* start Records shown *
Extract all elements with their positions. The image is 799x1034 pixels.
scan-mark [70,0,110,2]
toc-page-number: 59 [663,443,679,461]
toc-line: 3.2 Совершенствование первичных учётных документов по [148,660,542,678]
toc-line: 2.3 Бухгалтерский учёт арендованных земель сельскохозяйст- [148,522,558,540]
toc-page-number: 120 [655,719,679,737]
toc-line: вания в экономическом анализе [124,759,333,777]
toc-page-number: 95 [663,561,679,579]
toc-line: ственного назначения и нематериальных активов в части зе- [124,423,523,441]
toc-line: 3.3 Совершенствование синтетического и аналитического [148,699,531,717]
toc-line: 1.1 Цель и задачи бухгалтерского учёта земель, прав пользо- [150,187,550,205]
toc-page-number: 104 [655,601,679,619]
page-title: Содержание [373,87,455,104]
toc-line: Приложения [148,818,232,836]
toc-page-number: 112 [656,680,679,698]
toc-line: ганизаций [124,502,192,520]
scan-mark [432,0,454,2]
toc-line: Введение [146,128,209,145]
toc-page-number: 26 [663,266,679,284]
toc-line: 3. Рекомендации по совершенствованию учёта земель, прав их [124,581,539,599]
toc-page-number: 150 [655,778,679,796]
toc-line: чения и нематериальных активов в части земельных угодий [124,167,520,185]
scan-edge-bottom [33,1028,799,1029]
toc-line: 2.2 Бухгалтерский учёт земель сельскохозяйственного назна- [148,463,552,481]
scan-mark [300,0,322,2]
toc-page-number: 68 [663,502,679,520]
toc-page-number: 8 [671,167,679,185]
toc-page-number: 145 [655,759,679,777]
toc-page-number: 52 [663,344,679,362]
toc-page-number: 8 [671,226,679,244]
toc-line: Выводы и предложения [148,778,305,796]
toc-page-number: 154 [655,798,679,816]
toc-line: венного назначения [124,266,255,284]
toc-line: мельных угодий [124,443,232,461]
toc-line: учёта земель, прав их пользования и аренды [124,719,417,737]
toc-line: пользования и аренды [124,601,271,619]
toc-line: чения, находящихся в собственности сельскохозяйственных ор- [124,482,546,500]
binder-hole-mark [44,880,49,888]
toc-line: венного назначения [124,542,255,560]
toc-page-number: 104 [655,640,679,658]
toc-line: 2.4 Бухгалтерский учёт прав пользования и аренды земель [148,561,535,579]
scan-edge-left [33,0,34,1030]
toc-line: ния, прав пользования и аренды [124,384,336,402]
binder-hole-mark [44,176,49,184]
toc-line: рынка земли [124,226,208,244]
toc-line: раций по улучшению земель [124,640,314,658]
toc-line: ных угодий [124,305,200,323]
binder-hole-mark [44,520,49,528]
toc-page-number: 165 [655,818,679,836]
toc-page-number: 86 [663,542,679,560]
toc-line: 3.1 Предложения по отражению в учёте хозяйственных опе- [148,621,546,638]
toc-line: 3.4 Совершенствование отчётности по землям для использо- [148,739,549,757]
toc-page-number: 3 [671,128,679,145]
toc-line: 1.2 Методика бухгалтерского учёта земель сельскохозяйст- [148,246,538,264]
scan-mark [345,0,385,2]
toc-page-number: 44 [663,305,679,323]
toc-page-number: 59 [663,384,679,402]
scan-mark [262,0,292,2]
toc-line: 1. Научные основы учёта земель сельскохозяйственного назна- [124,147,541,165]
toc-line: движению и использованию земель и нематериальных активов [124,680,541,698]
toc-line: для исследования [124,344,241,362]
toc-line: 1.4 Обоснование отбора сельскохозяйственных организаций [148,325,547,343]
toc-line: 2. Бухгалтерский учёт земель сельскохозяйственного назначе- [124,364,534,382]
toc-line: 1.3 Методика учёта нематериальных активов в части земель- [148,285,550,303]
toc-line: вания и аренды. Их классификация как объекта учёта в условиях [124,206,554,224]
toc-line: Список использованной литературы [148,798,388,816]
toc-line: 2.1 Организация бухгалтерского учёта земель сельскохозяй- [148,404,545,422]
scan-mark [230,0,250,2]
* end Records shown *
◆ Exercise requirements
Return every line of the listing above as a JSON list of strings, one string per line, omitting blank lines.

◆ Reply
[
  "Extract all elements with their positions. The image is 799x1034 pixels.",
  "scan-mark [70,0,110,2]",
  "toc-page-number: 59 [663,443,679,461]",
  "toc-line: 3.2 Совершенствование первичных учётных документов по [148,660,542,678]",
  "toc-line: 2.3 Бухгалтерский учёт арендованных земель сельскохозяйст- [148,522,558,540]",
  "toc-page-number: 120 [655,719,679,737]",
  "toc-line: вания в экономическом анализе [124,759,333,777]",
  "toc-page-number: 95 [663,561,679,579]",
  "toc-line: ственного назначения и нематериальных активов в части зе- [124,423,523,441]",
  "toc-line: 3.3 Совершенствование синтетического и аналитического [148,699,531,717]",
  "toc-line: 1.1 Цель и задачи бухгалтерского учёта земель, прав пользо- [150,187,550,205]",
  "toc-page-number: 104 [655,601,679,619]",
  "page-title: Содержание [373,87,455,104]",
  "toc-line: Приложения [148,818,232,836]",
  "toc-page-number: 112 [656,680,679,698]",
  "toc-line: ганизаций [124,502,192,520]",
  "scan-mark [432,0,454,2]",
  "toc-line: Введение [146,128,209,145]",
  "toc-page-number: 26 [663,266,679,284]",
  "toc-line: 3. Рекомендации по совершенствованию учёта земель, прав их [124,581,539,599]",
  "toc-page-number: 150 [655,778,679,796]",
  "toc-line: чения и нематериальных активов в части земельных угодий [124,167,520,185]",
  "scan-edge-bottom [33,1028,799,1029]",
  "toc-line: 2.2 Бухгалтерский учёт земель сельскохозяйственного назна- [148,463,552,481]",
  "scan-mark [300,0,322,2]",
  "toc-page-number: 68 [663,502,679,520]",
  "toc-page-number: 8 [671,167,679,185]",
  "toc-page-number: 145 [655,759,679,777]",
  "toc-page-number: 52 [663,344,679,362]",
  "toc-page-number: 8 [671,226,679,244]",
  "toc-line: Выводы и предложения [148,778,305,796]",
  "toc-page-number: 154 [655,798,679,816]",
  "toc-line: венного назначения [124,266,255,284]",
  "toc-line: мельных угодий [124,443,232,461]",
  "toc-line: учёта земель, прав их пользования и аренды [124,719,417,737]",
  "toc-line: пользования и аренды [124,601,271,619]",
  "toc-line: чения, находящихся в собственности сельскохозяйственных ор- [124,482,546,500]",
  "binder-hole-mark [44,880,49,888]",
  "toc-line: венного назначения [124,542,255,560]",
  "toc-page-number: 104 [655,640,679,658]",
  "toc-line: 2.4 Бухгалтерский учёт прав пользования и аренды земель [148,561,535,579]",
  "scan-edge-left [33,0,34,1030]",
  "toc-line: ния, прав пользования и аренды [124,384,336,402]",
  "binder-hole-mark [44,176,49,184]",
  "toc-line: рынка земли [124,226,208,244]",
  "toc-line: раций по улучшению земель [124,640,314,658]",
  "toc-line: ных угодий [124,305,200,323]",
  "binder-hole-mark [44,520,49,528]",
  "toc-page-number: 165 [655,818,679,836]",
  "toc-page-number: 86 [663,542,679,560]",
  "toc-line: 3.1 Предложения по отражению в учёте хозяйственных опе- [148,621,546,638]",
  "toc-line: 3.4 Совершенствование отчётности по землям для использо- [148,739,549,757]",
  "toc-page-number: 3 [671,128,679,145]",
  "toc-line: 1.2 Методика бухгалтерского учёта земель сельскохозяйст- [148,246,538,264]",
  "scan-mark [345,0,385,2]",
  "toc-page-number: 44 [663,305,679,323]",
  "toc-page-number: 59 [663,384,679,402]",
  "scan-mark [262,0,292,2]",
  "toc-line: 1. Научные основы учёта земель сельскохозяйственного назна- [124,147,541,165]",
  "toc-line: движению и использованию земель и нематериальных активов [124,680,541,698]",
  "toc-line: для исследования [124,344,241,362]",
  "toc-line: 1.4 Обоснование отбора сельскохозяйственных организаций [148,325,547,343]",
  "toc-line: 2. Бухгалтерский учёт земель сельскохозяйственного назначе- [124,364,534,382]",
  "toc-line: 1.3 Методика учёта нематериальных активов в части земель- [148,285,550,303]",
  "toc-line: вания и аренды. Их классификация как объекта учёта в условиях [124,206,554,224]",
  "toc-line: Список использованной литературы [148,798,388,816]",
  "toc-line: 2.1 Организация бухгалтерского учёта земель сельскохозяй- [148,404,545,422]",
  "scan-mark [230,0,250,2]"
]